DATA EXCERPTS:

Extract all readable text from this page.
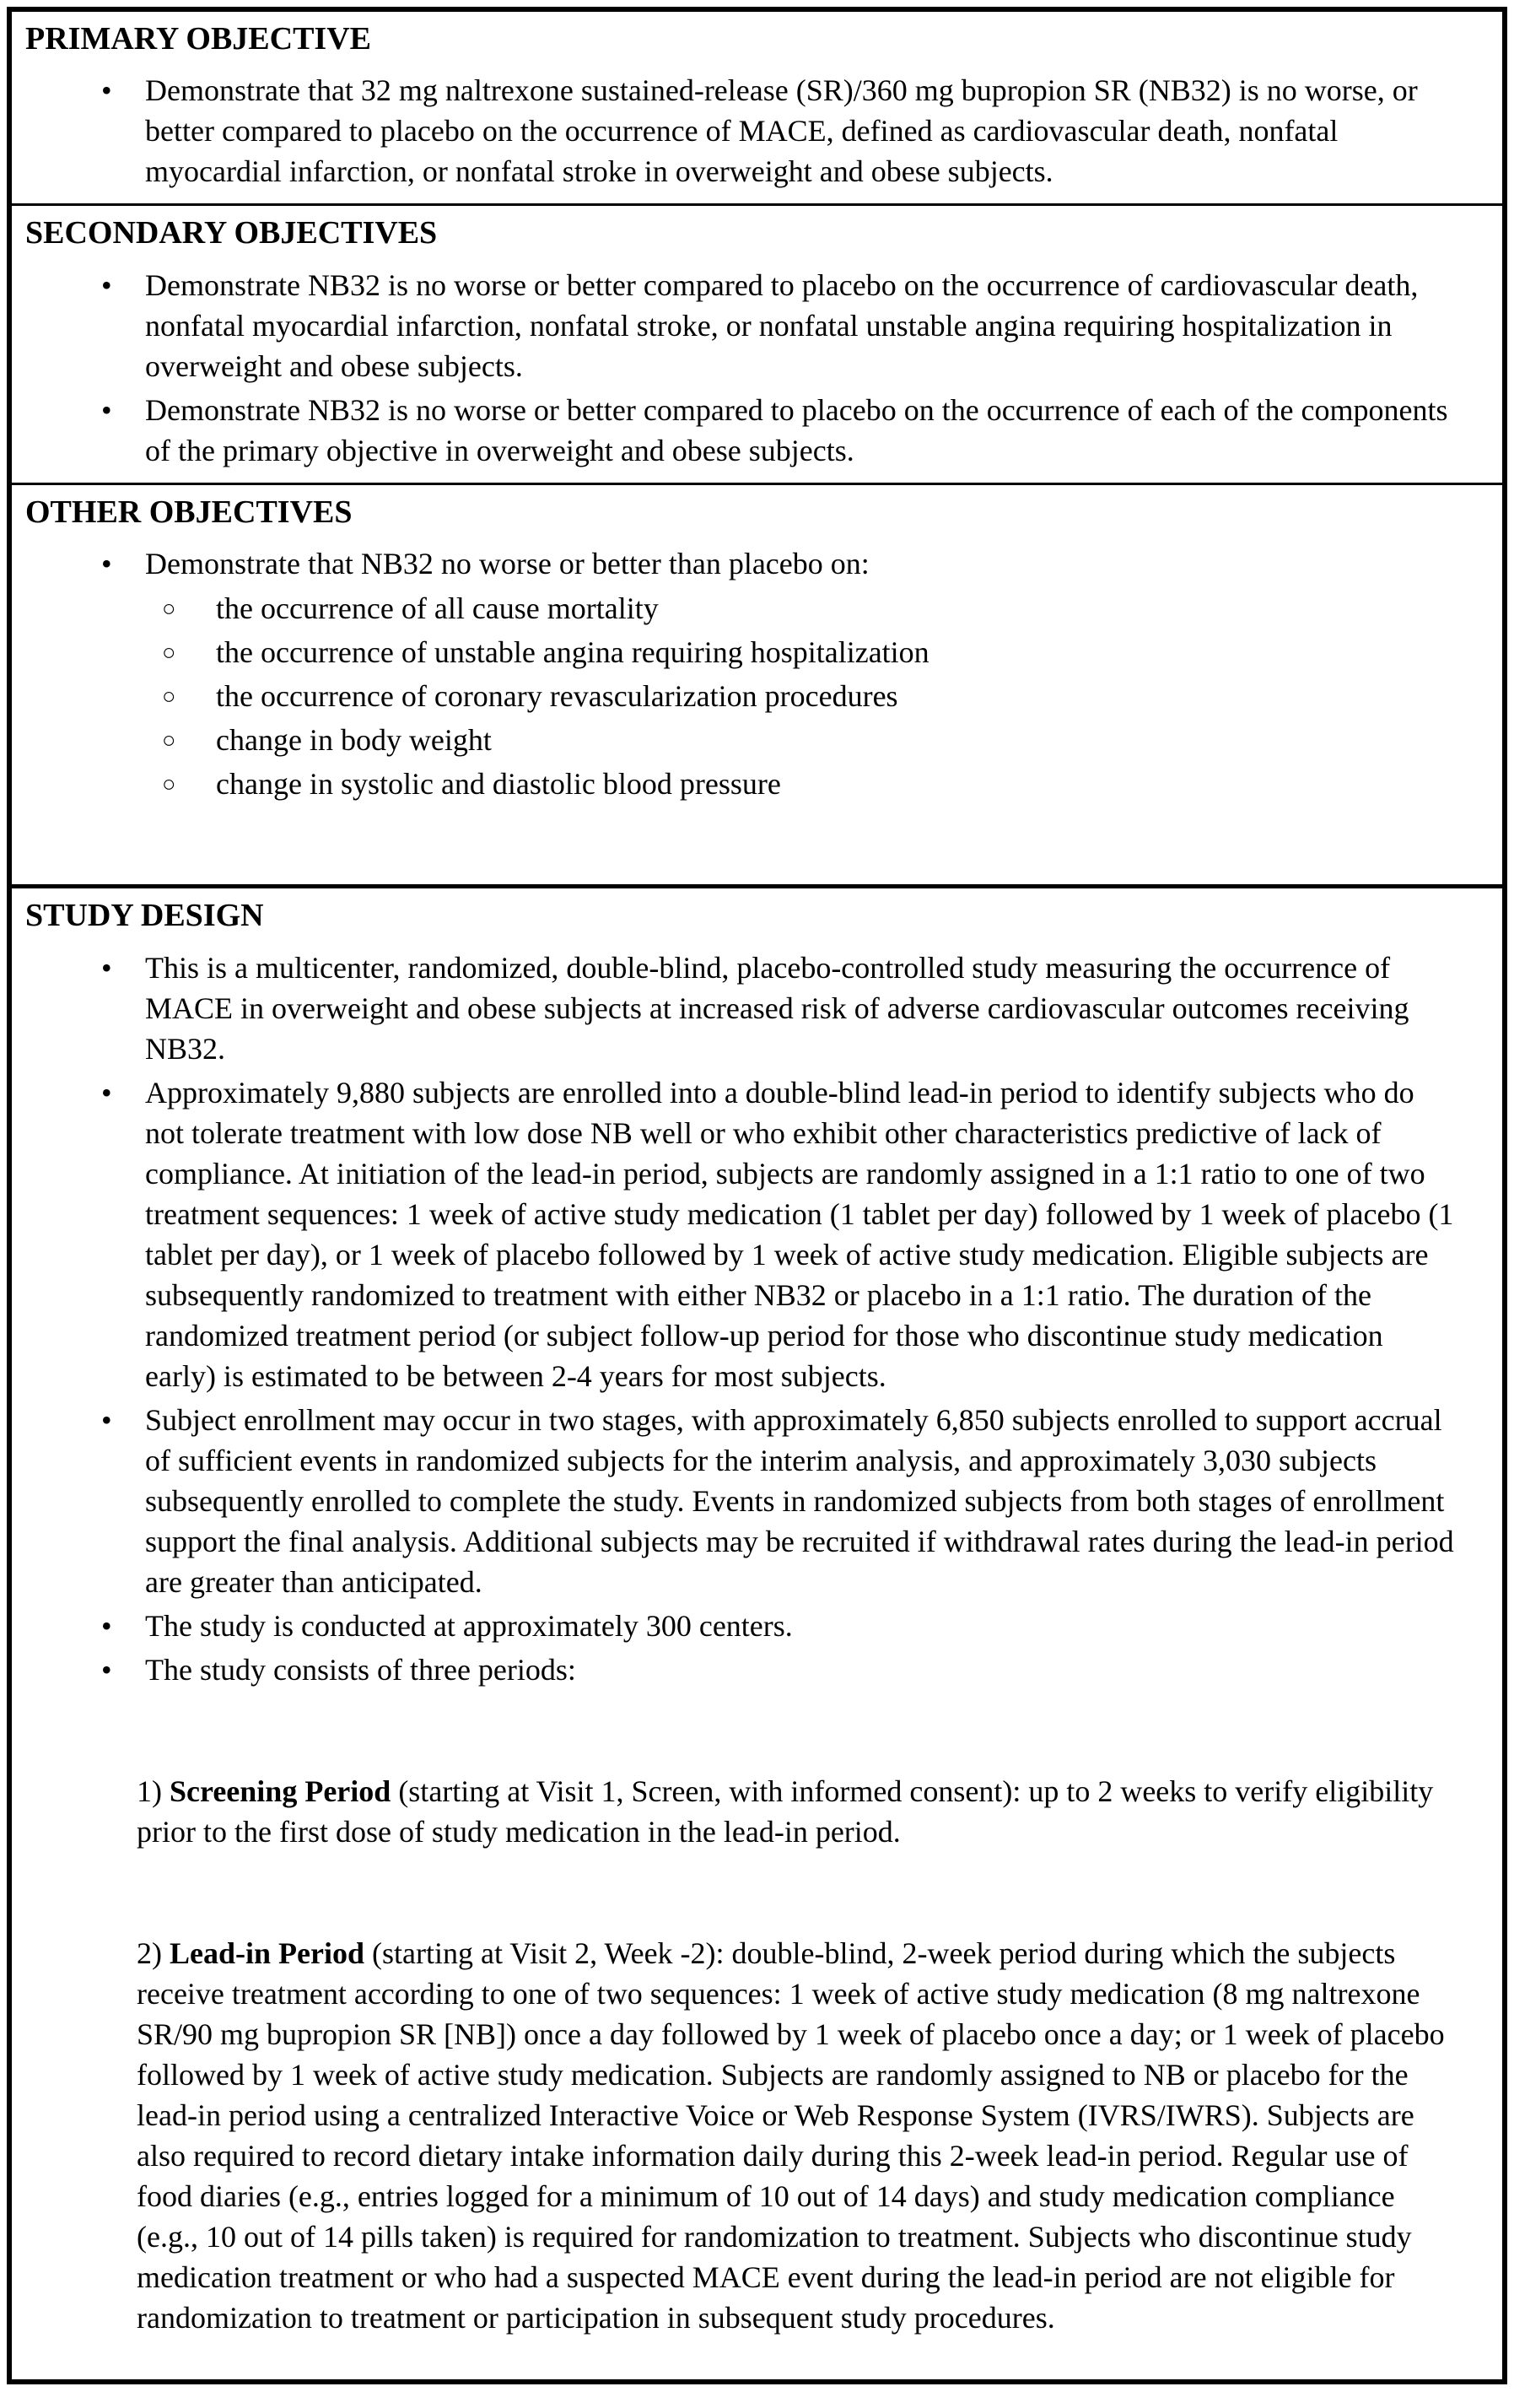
PRIMARY OBJECTIVE
•	Demonstrate that 32 mg naltrexone sustained-release (SR)/360 mg bupropion SR (NB32) is no worse, or better compared to placebo on the occurrence of MACE, defined as cardiovascular death, nonfatal myocardial infarction, or nonfatal stroke in overweight and obese subjects.
SECONDARY OBJECTIVES
•	Demonstrate NB32 is no worse or better compared to placebo on the occurrence of cardiovascular death, nonfatal myocardial infarction, nonfatal stroke, or nonfatal unstable angina requiring hospitalization in overweight and obese subjects.
•	Demonstrate NB32 is no worse or better compared to placebo on the occurrence of each of the components of the primary objective in overweight and obese subjects.
OTHER OBJECTIVES
•	Demonstrate that NB32 no worse or better than placebo on:
○	the occurrence of all cause mortality
○	the occurrence of unstable angina requiring hospitalization
○	the occurrence of coronary revascularization procedures
○	change in body weight
○	change in systolic and diastolic blood pressure
STUDY DESIGN
•	This is a multicenter, randomized, double-blind, placebo-controlled study measuring the occurrence of MACE in overweight and obese subjects at increased risk of adverse cardiovascular outcomes receiving NB32.
•	Approximately 9,880 subjects are enrolled into a double-blind lead-in period to identify subjects who do not tolerate treatment with low dose NB well or who exhibit other characteristics predictive of lack of compliance. At initiation of the lead-in period, subjects are randomly assigned in a 1:1 ratio to one of two treatment sequences: 1 week of active study medication (1 tablet per day) followed by 1 week of placebo (1 tablet per day), or 1 week of placebo followed by 1 week of active study medication. Eligible subjects are subsequently randomized to treatment with either NB32 or placebo in a 1:1 ratio. The duration of the randomized treatment period (or subject follow-up period for those who discontinue study medication early) is estimated to be between 2-4 years for most subjects.
•	Subject enrollment may occur in two stages, with approximately 6,850 subjects enrolled to support accrual of sufficient events in randomized subjects for the interim analysis, and approximately 3,030 subjects subsequently enrolled to complete the study. Events in randomized subjects from both stages of enrollment support the final analysis. Additional subjects may be recruited if withdrawal rates during the lead-in period are greater than anticipated.
•	The study is conducted at approximately 300 centers.
•	The study consists of three periods:

1) Screening Period (starting at Visit 1, Screen, with informed consent): up to 2 weeks to verify eligibility prior to the first dose of study medication in the lead-in period.

2) Lead-in Period (starting at Visit 2, Week -2): double-blind, 2-week period during which the subjects receive treatment according to one of two sequences: 1 week of active study medication (8 mg naltrexone SR/90 mg bupropion SR [NB]) once a day followed by 1 week of placebo once a day; or 1 week of placebo followed by 1 week of active study medication. Subjects are randomly assigned to NB or placebo for the lead-in period using a centralized Interactive Voice or Web Response System (IVRS/IWRS). Subjects are also required to record dietary intake information daily during this 2-week lead-in period. Regular use of food diaries (e.g., entries logged for a minimum of 10 out of 14 days) and study medication compliance (e.g., 10 out of 14 pills taken) is required for randomization to treatment. Subjects who discontinue study medication treatment or who had a suspected MACE event during the lead-in period are not eligible for randomization to treatment or participation in subsequent study procedures.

DESCRIPTION OF THE TASK: Using the material above, copy every line in which the string "requiring" occurs.

ANSWER TO THIS PROBLEM:
•	Demonstrate NB32 is no worse or better compared to placebo on the occurrence of cardiovascular death, nonfatal myocardial infarction, nonfatal stroke, or nonfatal unstable angina requiring hospitalization in overweight and obese subjects.
○	the occurrence of unstable angina requiring hospitalization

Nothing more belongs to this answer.